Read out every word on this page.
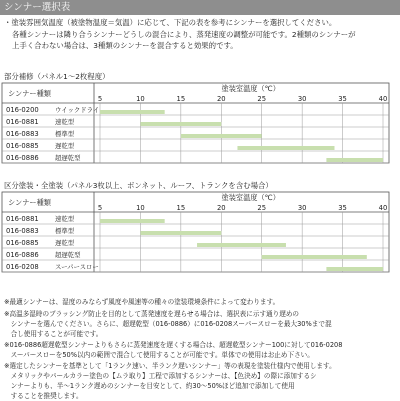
シンナー選択表
・塗装雰囲気温度（被塗物温度＝気温）に応じて、下記の表を参考にシンナーを選択してください。
各種シンナーは隣り合うシンナーどうしの混合により、蒸発速度の調整が可能です。2種類のシンナーが
上手く合わない場合は、3種類のシンナーを混合すると効果的です。
部分補修（パネル1～2枚程度）
シンナー種類
塗装室温度（℃）
5	10	15	20	25	30	35	40
016-0200	ウイックドライ
016-0881	速乾型
016-0883	標準型
016-0885	遅乾型
016-0886	超遅乾型
区分塗装・全塗装（パネル3枚以上、ボンネット、ルーフ、トランクを含む場合）
シンナー種類
塗装室温度（℃）
5	10	15	20	25	30	35	40
016-0881	速乾型
016-0883	標準型
016-0885	遅乾型
016-0886	超遅乾型
016-0208	スーパースロー
※最適シンナーは、湿度のみならず風度や風速等の種々の塗装環境条件によって変わります。
※高温多湿時のブラッシング防止を目的として蒸発速度を遅らせる場合は、選択表に示す通り遅めの
　シンナーを選んでください。さらに、超遅乾型（016-0886）に016-0208スーパースローを最大30%まで混
　合し使用することが可能です。
※016-0886超遅乾型シンナーよりもさらに蒸発速度を遅くする場合は、超遅乾型シンナー100に対して016-0208
　スーパースローを50%以内の範囲で混合して使用することが可能です。単体での使用はお止め下さい。
※選定したシンナーを基準として「1ランク速い、半ランク遅いシンナー」等の表現を塗装仕様内で使用します。
　メタリックやパールカラー塗色の【ムラ取り】工程で添加するシンナーは、【色決め】の際に添加するシ
　ンナーよりも、半～1ランク遅めのシンナーを目安として、約30～50%ほど追加で添加して使用
　することを推奨します。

Given task => Omitting all images, retype each line of the records precisely.

Solution =>
Read out every word on this page.
シンナー選択表
・塗装雰囲気温度（被塗物温度＝気温）に応じて、下記の表を参考にシンナーを選択してください。
各種シンナーは隣り合うシンナーどうしの混合により、蒸発速度の調整が可能です。2種類のシンナーが
上手く合わない場合は、3種類のシンナーを混合すると効果的です。
部分補修（パネル1～2枚程度）
シンナー種類
塗装室温度（℃）
5	10	15	20	25	30	35	40
016-0200	ウイックドライ
016-0881	速乾型
016-0883	標準型
016-0885	遅乾型
016-0886	超遅乾型
区分塗装・全塗装（パネル3枚以上、ボンネット、ルーフ、トランクを含む場合）
シンナー種類
塗装室温度（℃）
5	10	15	20	25	30	35	40
016-0881	速乾型
016-0883	標準型
016-0885	遅乾型
016-0886	超遅乾型
016-0208	スーパースロー
※最適シンナーは、湿度のみならず風度や風速等の種々の塗装環境条件によって変わります。
※高温多湿時のブラッシング防止を目的として蒸発速度を遅らせる場合は、選択表に示す通り遅めの
　シンナーを選んでください。さらに、超遅乾型（016-0886）に016-0208スーパースローを最大30%まで混
　合し使用することが可能です。
※016-0886超遅乾型シンナーよりもさらに蒸発速度を遅くする場合は、超遅乾型シンナー100に対して016-0208
　スーパースローを50%以内の範囲で混合して使用することが可能です。単体での使用はお止め下さい。
※選定したシンナーを基準として「1ランク速い、半ランク遅いシンナー」等の表現を塗装仕様内で使用します。
　メタリックやパールカラー塗色の【ムラ取り】工程で添加するシンナーは、【色決め】の際に添加するシ
　ンナーよりも、半～1ランク遅めのシンナーを目安として、約30～50%ほど追加で添加して使用
　することを推奨します。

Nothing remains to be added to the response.